Problem to work on: In the records that follow, show each line where the word "JSON" is present.

Records provided:
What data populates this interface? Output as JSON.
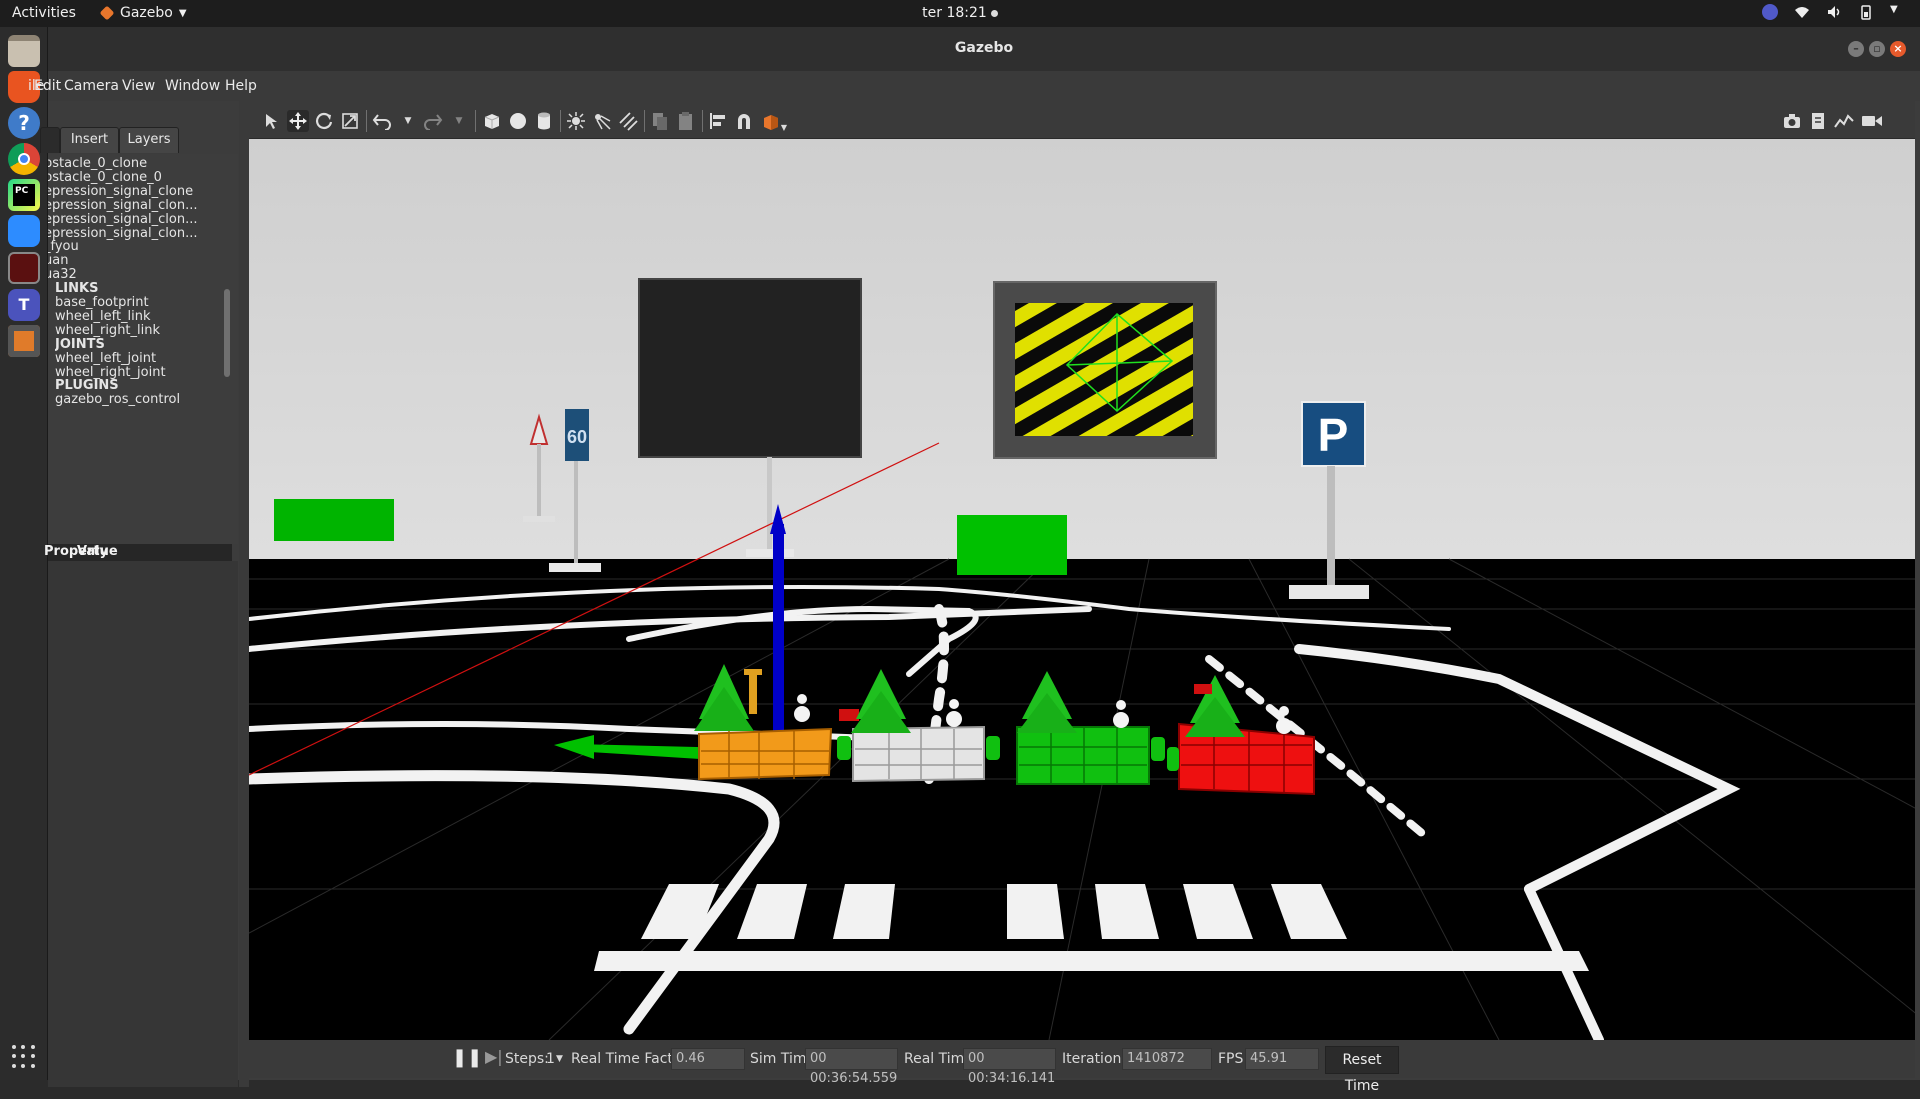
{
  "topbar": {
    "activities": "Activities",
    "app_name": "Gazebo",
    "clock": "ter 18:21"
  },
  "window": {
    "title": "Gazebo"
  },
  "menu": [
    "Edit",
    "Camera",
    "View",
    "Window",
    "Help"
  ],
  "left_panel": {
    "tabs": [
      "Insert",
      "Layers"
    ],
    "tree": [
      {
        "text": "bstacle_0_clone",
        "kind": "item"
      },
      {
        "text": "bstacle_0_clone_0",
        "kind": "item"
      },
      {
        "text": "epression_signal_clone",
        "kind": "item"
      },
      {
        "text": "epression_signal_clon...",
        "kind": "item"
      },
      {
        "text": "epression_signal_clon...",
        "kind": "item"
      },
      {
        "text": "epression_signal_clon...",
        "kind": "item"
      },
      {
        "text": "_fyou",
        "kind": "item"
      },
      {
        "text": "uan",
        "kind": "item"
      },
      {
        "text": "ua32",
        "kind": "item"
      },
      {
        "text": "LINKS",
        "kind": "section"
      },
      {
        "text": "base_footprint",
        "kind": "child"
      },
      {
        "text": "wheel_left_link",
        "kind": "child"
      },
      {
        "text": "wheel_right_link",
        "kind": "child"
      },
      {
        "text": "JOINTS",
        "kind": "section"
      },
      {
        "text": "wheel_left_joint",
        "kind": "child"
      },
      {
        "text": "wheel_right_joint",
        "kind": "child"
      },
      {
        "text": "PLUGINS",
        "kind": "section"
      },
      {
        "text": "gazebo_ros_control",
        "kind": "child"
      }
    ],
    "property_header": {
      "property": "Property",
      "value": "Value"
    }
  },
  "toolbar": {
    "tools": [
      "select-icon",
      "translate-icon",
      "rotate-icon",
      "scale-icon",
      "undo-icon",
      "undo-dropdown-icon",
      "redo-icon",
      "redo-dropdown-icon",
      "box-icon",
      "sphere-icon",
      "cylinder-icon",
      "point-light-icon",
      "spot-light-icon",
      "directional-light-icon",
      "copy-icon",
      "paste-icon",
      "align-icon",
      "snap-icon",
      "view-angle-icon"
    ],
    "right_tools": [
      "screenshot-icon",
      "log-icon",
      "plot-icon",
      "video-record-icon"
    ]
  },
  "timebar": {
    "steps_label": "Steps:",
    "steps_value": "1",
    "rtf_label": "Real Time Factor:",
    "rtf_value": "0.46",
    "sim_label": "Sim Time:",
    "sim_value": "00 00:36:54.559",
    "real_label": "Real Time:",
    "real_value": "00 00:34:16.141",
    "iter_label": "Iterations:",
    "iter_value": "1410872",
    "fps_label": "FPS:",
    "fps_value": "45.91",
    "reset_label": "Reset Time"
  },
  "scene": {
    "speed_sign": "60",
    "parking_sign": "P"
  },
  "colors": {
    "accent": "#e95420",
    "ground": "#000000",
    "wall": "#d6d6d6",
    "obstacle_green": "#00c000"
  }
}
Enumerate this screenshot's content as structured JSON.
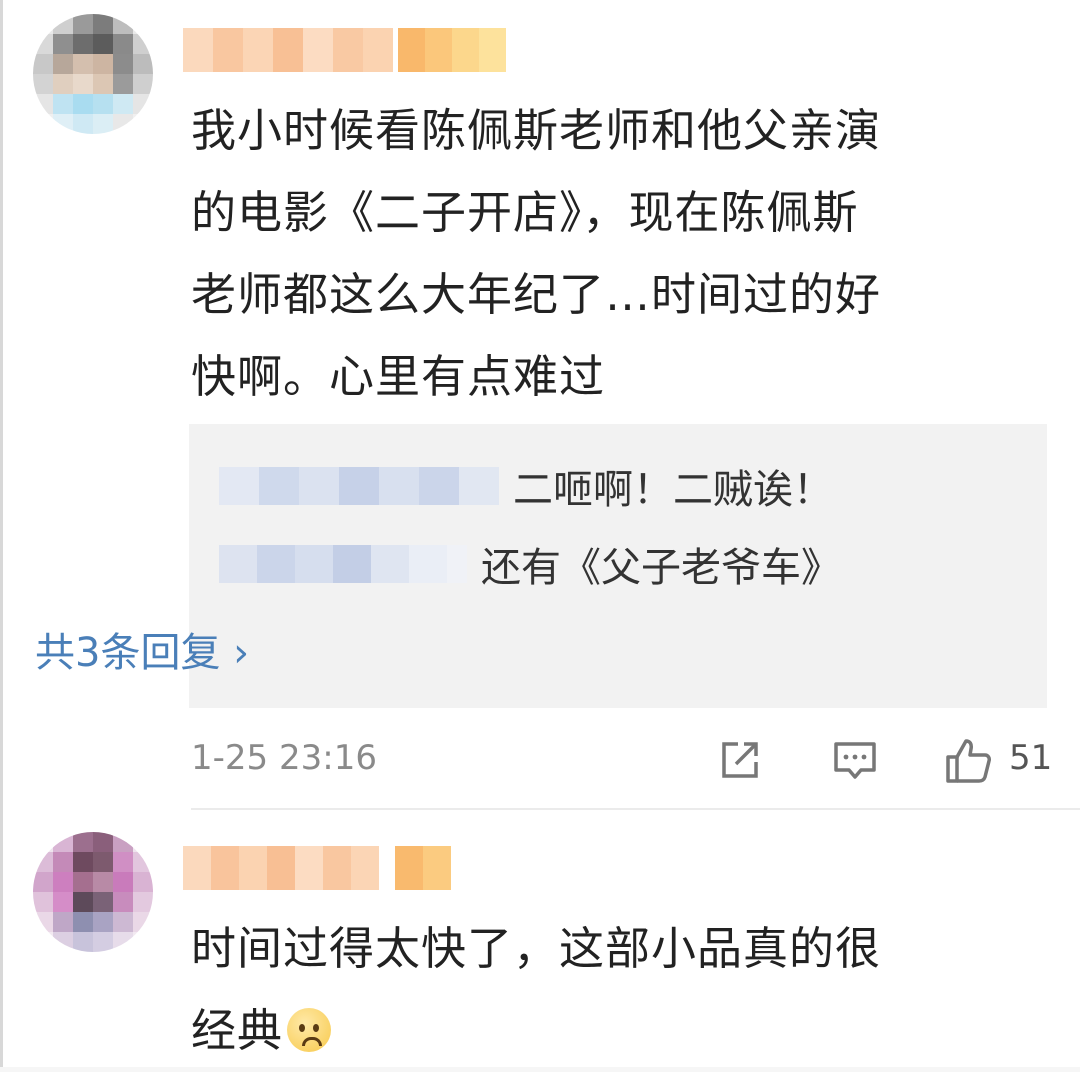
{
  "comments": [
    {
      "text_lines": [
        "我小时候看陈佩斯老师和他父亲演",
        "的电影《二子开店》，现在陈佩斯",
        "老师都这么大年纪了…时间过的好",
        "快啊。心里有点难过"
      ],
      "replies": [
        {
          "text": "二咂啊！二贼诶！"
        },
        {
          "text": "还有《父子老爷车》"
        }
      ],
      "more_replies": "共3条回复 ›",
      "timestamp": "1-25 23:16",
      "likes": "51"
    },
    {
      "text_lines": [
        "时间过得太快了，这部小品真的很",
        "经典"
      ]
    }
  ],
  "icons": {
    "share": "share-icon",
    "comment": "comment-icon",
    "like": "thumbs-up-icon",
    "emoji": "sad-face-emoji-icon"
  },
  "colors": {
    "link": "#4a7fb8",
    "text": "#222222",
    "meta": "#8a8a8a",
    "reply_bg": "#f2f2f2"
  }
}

Task solution:
What data populates this interface? Output as JSON.
Enumerate this screenshot's content as structured JSON.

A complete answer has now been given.